### Task to complete
Format as a numbered list the lines from the line with "public-comments-label: Public or" up to and including the line with "filter-button[interactable]: ▼ bbox=[75, 76, 91, 92]", skipping any blank lines.

Layout element annotations
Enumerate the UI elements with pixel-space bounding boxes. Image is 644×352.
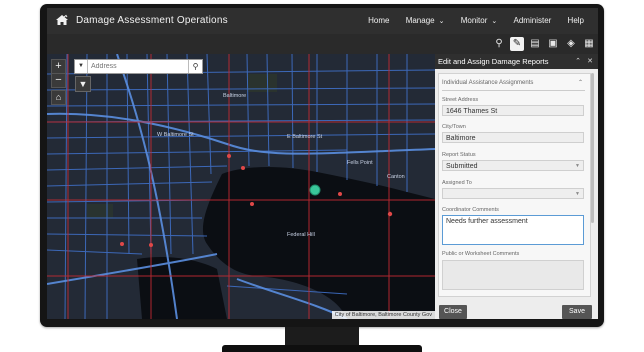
public-comments-label: Public or Worksheet Comments bbox=[442, 251, 520, 257]
photo-icon[interactable]: ▣ bbox=[546, 37, 560, 51]
chevron-down-icon: ⌄ bbox=[438, 18, 445, 25]
basemap: Baltimore W Baltimore St E Baltimore St … bbox=[47, 54, 435, 319]
close-icon[interactable]: ✕ bbox=[587, 57, 593, 65]
panel-scrollbar[interactable] bbox=[591, 73, 594, 223]
filter-button[interactable]: ▼ bbox=[75, 76, 91, 92]
panel-form: Individual Assistance Assignments ⌃ Stre… bbox=[438, 73, 591, 297]
nav-help-label: Help bbox=[567, 16, 584, 25]
address-search[interactable]: ▼ ⚲ bbox=[74, 59, 203, 74]
street-address-label: Street Address bbox=[442, 97, 479, 103]
chevron-down-icon: ⌄ bbox=[491, 18, 498, 25]
report-status-label: Report Status bbox=[442, 152, 476, 158]
map-toolbar: ⚲ ✎ ▤ ▣ ◈ ▦ bbox=[47, 34, 598, 54]
app-title: Damage Assessment Operations bbox=[76, 15, 228, 26]
search-input[interactable] bbox=[89, 60, 189, 73]
nav-administer-label: Administer bbox=[513, 16, 552, 25]
coordinator-comments-input[interactable]: Needs further assessment bbox=[442, 215, 584, 245]
house-damage-icon bbox=[56, 14, 68, 25]
assigned-to-select[interactable]: ▼ bbox=[442, 188, 584, 199]
top-navigation-bar: Damage Assessment Operations Home Manage… bbox=[47, 8, 598, 34]
zoom-out-button[interactable]: − bbox=[51, 73, 66, 88]
search-icon[interactable]: ⚲ bbox=[188, 60, 202, 73]
map-label: Federal Hill bbox=[287, 232, 315, 238]
chevron-down-icon[interactable]: ▼ bbox=[75, 60, 88, 73]
assigned-to-label: Assigned To bbox=[442, 180, 472, 186]
chevron-down-icon: ▼ bbox=[575, 163, 580, 169]
chevron-down-icon: ▼ bbox=[575, 191, 580, 197]
report-status-select[interactable]: Submitted ▼ bbox=[442, 160, 584, 171]
street-address-field[interactable]: 1646 Thames St bbox=[442, 105, 584, 116]
panel-header: Edit and Assign Damage Reports ⌃ ✕ bbox=[435, 54, 598, 69]
chevron-up-icon: ⌃ bbox=[577, 80, 583, 86]
map-label: Canton bbox=[387, 174, 405, 180]
map-label: W Baltimore St bbox=[157, 132, 194, 138]
report-status-value: Submitted bbox=[446, 163, 478, 170]
map-label: Baltimore bbox=[223, 93, 246, 99]
table-icon[interactable]: ▤ bbox=[528, 37, 542, 51]
collapse-icon[interactable]: ⌃ bbox=[575, 57, 581, 65]
home-extent-button[interactable]: ⌂ bbox=[51, 90, 66, 105]
map-label: Fells Point bbox=[347, 160, 373, 166]
coordinator-comments-label: Coordinator Comments bbox=[442, 207, 499, 213]
map-label: E Baltimore St bbox=[287, 134, 323, 140]
monitor-stand bbox=[222, 345, 422, 352]
section-title: Individual Assistance Assignments bbox=[442, 80, 534, 86]
section-header[interactable]: Individual Assistance Assignments ⌃ bbox=[442, 77, 585, 91]
zoom-in-button[interactable]: + bbox=[51, 59, 66, 74]
city-town-label: City/Town bbox=[442, 124, 466, 130]
map-view[interactable]: Baltimore W Baltimore St E Baltimore St … bbox=[47, 54, 435, 319]
layers-icon[interactable]: ◈ bbox=[564, 37, 578, 51]
close-button[interactable]: Close bbox=[439, 305, 467, 319]
app-screen: Damage Assessment Operations Home Manage… bbox=[47, 8, 598, 319]
map-attribution: City of Baltimore, Baltimore County Gov bbox=[331, 311, 435, 319]
main-nav: Home Manage ⌄ Monitor ⌄ Administer Help bbox=[368, 16, 598, 25]
edit-pencil-icon[interactable]: ✎ bbox=[510, 37, 524, 51]
edit-assign-panel: Edit and Assign Damage Reports ⌃ ✕ Indiv… bbox=[435, 54, 598, 319]
nav-manage-label: Manage bbox=[405, 16, 435, 25]
nav-home[interactable]: Home bbox=[368, 16, 389, 25]
filter-icon: ▼ bbox=[78, 79, 88, 89]
pin-icon[interactable]: ⚲ bbox=[492, 37, 506, 51]
nav-administer[interactable]: Administer bbox=[514, 16, 552, 25]
nav-manage[interactable]: Manage ⌄ bbox=[406, 16, 445, 25]
city-town-field[interactable]: Baltimore bbox=[442, 132, 584, 143]
panel-title: Edit and Assign Damage Reports bbox=[438, 57, 549, 66]
nav-help[interactable]: Help bbox=[568, 16, 584, 25]
home-icon: ⌂ bbox=[55, 92, 62, 102]
grid-icon[interactable]: ▦ bbox=[582, 37, 596, 51]
nav-home-label: Home bbox=[368, 16, 390, 25]
save-button[interactable]: Save bbox=[562, 305, 592, 319]
nav-monitor-label: Monitor bbox=[460, 16, 488, 25]
public-comments-input[interactable] bbox=[442, 260, 584, 290]
monitor-neck bbox=[285, 327, 359, 345]
nav-monitor[interactable]: Monitor ⌄ bbox=[461, 16, 498, 25]
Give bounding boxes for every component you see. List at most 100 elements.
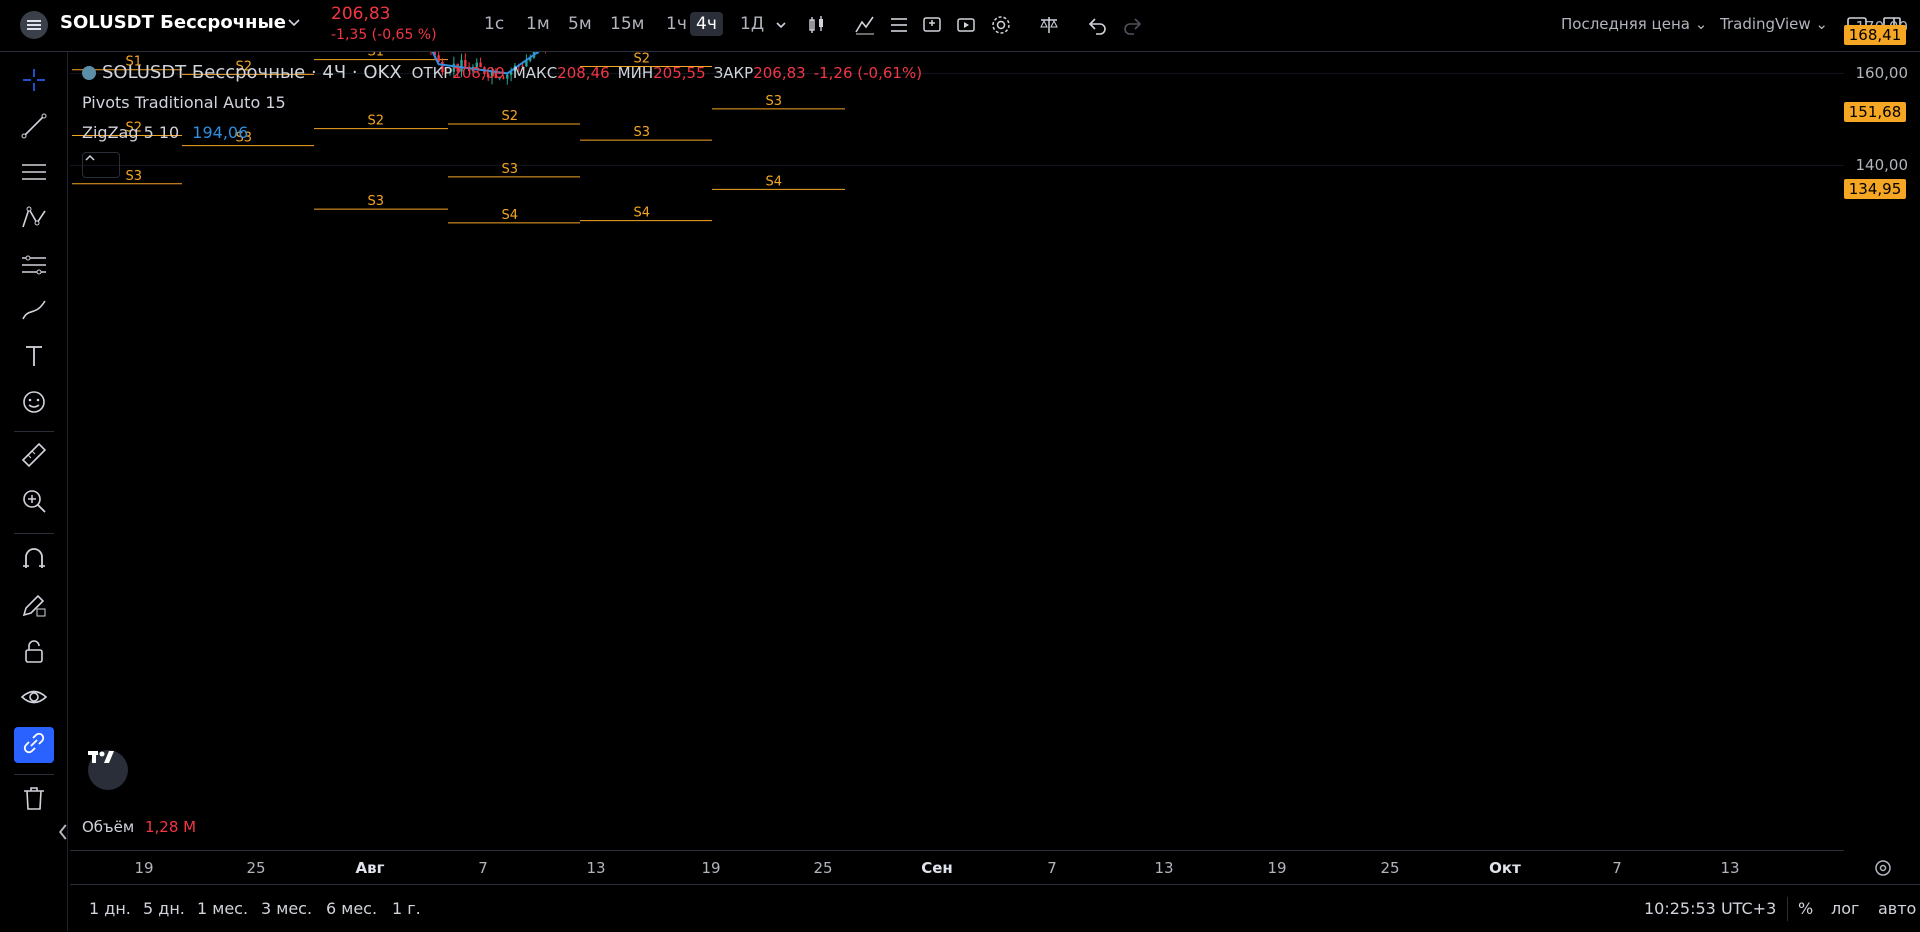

### Answer for the task
1. public-comments-label: Public or Worksheet Comments bbox=[442, 251, 520, 257]
2. photo-icon[interactable]: ▣ bbox=[546, 37, 560, 51]
3. chevron-down-icon: ⌄ bbox=[438, 18, 445, 25]
4. basemap: Baltimore W Baltimore St E Baltimore St … bbox=[47, 54, 435, 319]
5. close-icon[interactable]: ✕ bbox=[587, 57, 593, 65]
6. panel-scrollbar[interactable] bbox=[591, 73, 594, 223]
7. filter-button[interactable]: ▼ bbox=[75, 76, 91, 92]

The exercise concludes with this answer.